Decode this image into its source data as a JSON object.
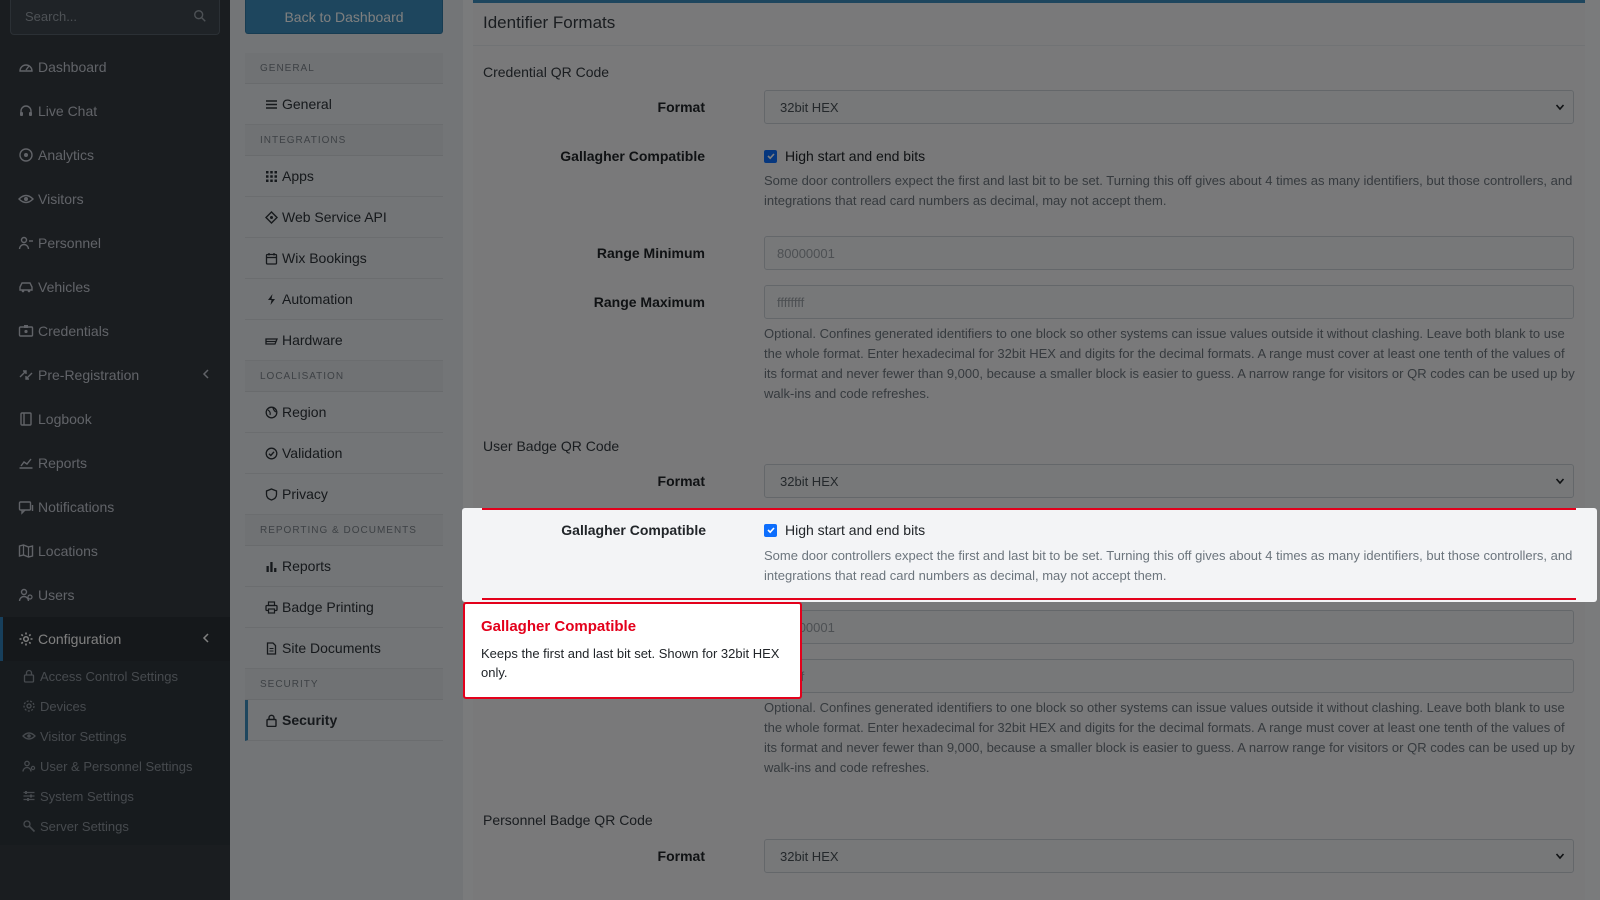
{
  "sidebar": {
    "search_placeholder": "Search...",
    "items": [
      {
        "label": "Dashboard",
        "icon": "dashboard-icon"
      },
      {
        "label": "Live Chat",
        "icon": "headset-icon"
      },
      {
        "label": "Analytics",
        "icon": "target-icon"
      },
      {
        "label": "Visitors",
        "icon": "eye-icon"
      },
      {
        "label": "Personnel",
        "icon": "person-icon"
      },
      {
        "label": "Vehicles",
        "icon": "car-icon"
      },
      {
        "label": "Credentials",
        "icon": "id-card-icon"
      },
      {
        "label": "Pre-Registration",
        "icon": "arrows-icon"
      },
      {
        "label": "Logbook",
        "icon": "book-icon"
      },
      {
        "label": "Reports",
        "icon": "chart-icon"
      },
      {
        "label": "Notifications",
        "icon": "message-icon"
      },
      {
        "label": "Locations",
        "icon": "map-icon"
      },
      {
        "label": "Users",
        "icon": "users-icon"
      },
      {
        "label": "Configuration",
        "icon": "gear-icon"
      }
    ],
    "sub_items": [
      {
        "label": "Access Control Settings"
      },
      {
        "label": "Devices"
      },
      {
        "label": "Visitor Settings"
      },
      {
        "label": "User & Personnel Settings"
      },
      {
        "label": "System Settings"
      },
      {
        "label": "Server Settings"
      }
    ]
  },
  "settings_menu": {
    "back_label": "Back to Dashboard",
    "sections": [
      {
        "heading": "GENERAL",
        "items": [
          "General"
        ]
      },
      {
        "heading": "INTEGRATIONS",
        "items": [
          "Apps",
          "Web Service API",
          "Wix Bookings",
          "Automation",
          "Hardware"
        ]
      },
      {
        "heading": "LOCALISATION",
        "items": [
          "Region",
          "Validation",
          "Privacy"
        ]
      },
      {
        "heading": "REPORTING & DOCUMENTS",
        "items": [
          "Reports",
          "Badge Printing",
          "Site Documents"
        ]
      },
      {
        "heading": "SECURITY",
        "items": [
          "Security"
        ]
      }
    ]
  },
  "main": {
    "title": "Identifier Formats",
    "format_label": "Format",
    "gallagher_label": "Gallagher Compatible",
    "range_min_label": "Range Minimum",
    "range_max_label": "Range Maximum",
    "checkbox_text": "High start and end bits",
    "gallagher_help": "Some door controllers expect the first and last bit to be set. Turning this off gives about 4 times as many identifiers, but those controllers, and integrations that read card numbers as decimal, may not accept them.",
    "range_help": "Optional. Confines generated identifiers to one block so other systems can issue values outside it without clashing. Leave both blank to use the whole format. Enter hexadecimal for 32bit HEX and digits for the decimal formats. A range must cover at least one tenth of the values of its format and never fewer than 9,000, because a smaller block is easier to guess. A narrow range for visitors or QR codes can be used up by walk-ins and code refreshes.",
    "sections": [
      {
        "title": "Credential QR Code",
        "format": "32bit HEX",
        "range_min_placeholder": "80000001",
        "range_max_placeholder": "ffffffff"
      },
      {
        "title": "User Badge QR Code",
        "format": "32bit HEX",
        "range_min_placeholder": "80000001",
        "range_max_placeholder": "ffffffff"
      },
      {
        "title": "Personnel Badge QR Code",
        "format": "32bit HEX"
      }
    ]
  },
  "tooltip": {
    "title": "Gallagher Compatible",
    "body": "Keeps the first and last bit set. Shown for 32bit HEX only."
  },
  "colors": {
    "accent": "#3c8dbc",
    "highlight_red": "#e3001b",
    "sidebar_bg": "#343a40"
  }
}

• Exercise
How many lines of these entries contain "card"? Answer with the number and nothing else.

• Solution
2